§ **INPUT ROWS**:
———

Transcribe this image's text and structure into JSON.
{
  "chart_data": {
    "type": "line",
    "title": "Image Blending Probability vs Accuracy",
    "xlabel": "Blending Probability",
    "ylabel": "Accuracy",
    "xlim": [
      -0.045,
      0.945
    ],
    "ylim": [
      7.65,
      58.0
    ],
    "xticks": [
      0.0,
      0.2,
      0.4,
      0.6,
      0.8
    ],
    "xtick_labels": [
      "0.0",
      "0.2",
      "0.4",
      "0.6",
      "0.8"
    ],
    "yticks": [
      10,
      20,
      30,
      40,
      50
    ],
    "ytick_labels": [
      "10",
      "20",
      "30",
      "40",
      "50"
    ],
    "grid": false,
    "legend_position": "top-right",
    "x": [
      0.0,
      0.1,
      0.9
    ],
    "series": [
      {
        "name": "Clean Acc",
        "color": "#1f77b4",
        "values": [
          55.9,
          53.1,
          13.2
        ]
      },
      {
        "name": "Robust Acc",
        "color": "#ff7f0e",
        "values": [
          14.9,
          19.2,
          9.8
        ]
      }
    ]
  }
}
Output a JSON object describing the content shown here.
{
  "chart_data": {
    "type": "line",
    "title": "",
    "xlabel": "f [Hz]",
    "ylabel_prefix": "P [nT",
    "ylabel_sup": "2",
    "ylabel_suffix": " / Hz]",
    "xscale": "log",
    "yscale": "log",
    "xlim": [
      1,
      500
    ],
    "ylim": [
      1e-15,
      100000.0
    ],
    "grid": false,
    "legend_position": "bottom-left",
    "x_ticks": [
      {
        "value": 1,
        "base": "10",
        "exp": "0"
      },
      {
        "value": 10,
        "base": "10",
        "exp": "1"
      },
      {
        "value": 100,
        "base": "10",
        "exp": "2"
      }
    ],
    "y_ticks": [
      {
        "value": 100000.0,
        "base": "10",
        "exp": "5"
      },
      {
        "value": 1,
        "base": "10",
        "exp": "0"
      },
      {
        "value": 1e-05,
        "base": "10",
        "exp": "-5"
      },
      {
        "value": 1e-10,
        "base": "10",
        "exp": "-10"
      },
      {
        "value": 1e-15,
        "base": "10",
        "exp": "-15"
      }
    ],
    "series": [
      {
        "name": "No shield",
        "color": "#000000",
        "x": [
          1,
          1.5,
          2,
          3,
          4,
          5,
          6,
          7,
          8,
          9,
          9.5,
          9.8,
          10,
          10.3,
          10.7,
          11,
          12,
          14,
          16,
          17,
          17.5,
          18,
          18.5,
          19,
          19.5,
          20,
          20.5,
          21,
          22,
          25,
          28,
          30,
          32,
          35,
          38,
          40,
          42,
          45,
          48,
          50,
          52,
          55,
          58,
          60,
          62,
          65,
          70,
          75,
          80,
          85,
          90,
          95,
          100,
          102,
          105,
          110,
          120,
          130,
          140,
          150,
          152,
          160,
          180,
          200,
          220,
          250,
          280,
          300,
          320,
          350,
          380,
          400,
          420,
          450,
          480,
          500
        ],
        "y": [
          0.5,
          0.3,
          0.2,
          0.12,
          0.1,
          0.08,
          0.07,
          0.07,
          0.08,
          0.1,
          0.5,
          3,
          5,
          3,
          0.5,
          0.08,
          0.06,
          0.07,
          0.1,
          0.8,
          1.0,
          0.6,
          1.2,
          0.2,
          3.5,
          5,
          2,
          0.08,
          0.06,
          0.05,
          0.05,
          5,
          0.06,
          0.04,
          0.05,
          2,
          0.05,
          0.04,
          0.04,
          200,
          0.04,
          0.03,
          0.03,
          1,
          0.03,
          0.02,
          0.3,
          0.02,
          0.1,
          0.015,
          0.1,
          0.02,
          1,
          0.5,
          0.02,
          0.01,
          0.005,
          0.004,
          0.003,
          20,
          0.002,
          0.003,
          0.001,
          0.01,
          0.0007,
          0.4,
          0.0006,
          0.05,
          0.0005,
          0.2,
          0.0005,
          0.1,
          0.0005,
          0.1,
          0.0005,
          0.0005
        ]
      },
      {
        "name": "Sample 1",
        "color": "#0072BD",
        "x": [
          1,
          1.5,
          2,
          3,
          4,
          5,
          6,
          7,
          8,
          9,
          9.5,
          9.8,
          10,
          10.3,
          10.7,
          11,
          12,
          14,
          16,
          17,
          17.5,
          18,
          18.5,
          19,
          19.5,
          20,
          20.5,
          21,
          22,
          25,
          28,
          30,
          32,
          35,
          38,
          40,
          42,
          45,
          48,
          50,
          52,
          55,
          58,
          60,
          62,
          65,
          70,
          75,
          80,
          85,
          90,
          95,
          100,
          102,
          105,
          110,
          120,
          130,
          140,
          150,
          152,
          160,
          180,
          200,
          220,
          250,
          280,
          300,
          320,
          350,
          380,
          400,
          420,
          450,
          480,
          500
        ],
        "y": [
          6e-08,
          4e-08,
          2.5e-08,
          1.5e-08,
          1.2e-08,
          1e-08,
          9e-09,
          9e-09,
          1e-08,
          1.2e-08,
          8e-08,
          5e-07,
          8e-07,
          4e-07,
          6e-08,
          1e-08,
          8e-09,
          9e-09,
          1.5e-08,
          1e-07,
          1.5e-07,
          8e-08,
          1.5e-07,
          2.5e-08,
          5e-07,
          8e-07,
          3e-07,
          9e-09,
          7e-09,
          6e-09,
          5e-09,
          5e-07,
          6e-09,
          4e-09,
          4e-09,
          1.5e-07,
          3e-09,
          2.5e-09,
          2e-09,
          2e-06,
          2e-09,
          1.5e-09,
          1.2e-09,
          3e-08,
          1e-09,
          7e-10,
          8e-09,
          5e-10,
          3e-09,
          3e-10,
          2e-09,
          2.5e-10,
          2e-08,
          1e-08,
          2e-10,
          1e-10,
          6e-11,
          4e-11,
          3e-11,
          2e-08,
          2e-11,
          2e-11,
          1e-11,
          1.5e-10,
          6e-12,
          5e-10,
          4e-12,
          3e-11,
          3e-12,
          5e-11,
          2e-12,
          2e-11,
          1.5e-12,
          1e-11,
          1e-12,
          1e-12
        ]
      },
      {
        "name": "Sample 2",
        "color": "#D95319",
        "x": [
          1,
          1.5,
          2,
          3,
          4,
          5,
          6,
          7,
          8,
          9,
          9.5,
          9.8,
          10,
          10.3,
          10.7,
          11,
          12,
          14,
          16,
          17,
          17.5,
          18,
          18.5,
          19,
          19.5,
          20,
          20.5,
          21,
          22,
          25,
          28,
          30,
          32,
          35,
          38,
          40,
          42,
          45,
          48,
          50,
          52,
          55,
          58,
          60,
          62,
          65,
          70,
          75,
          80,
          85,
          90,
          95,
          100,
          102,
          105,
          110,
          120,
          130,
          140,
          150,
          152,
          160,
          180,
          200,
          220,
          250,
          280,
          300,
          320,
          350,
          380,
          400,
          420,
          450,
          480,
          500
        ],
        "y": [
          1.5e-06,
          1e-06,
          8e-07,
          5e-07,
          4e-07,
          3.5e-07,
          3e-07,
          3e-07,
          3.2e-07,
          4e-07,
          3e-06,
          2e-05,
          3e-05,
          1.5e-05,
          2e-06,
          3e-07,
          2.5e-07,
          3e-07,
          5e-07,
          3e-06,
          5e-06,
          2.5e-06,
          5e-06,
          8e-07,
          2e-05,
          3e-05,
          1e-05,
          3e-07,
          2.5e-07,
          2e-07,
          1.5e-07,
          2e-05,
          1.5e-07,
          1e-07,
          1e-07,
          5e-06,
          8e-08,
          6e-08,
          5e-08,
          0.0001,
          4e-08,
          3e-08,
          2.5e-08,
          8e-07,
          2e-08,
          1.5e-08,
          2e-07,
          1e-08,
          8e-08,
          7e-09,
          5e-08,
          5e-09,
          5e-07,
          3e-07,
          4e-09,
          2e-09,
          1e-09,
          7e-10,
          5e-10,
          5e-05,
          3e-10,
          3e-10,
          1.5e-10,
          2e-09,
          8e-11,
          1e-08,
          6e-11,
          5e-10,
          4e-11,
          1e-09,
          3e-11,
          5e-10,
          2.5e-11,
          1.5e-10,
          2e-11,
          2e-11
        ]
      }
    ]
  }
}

———

§ **REQUIREMENTS**: Select and copy every line of the material that holds the string "Blending".

§ **SOLUTION FOR THIS EXERCISE**:
    "title": "Image Blending Probability vs Accuracy",
    "xlabel": "Blending Probability",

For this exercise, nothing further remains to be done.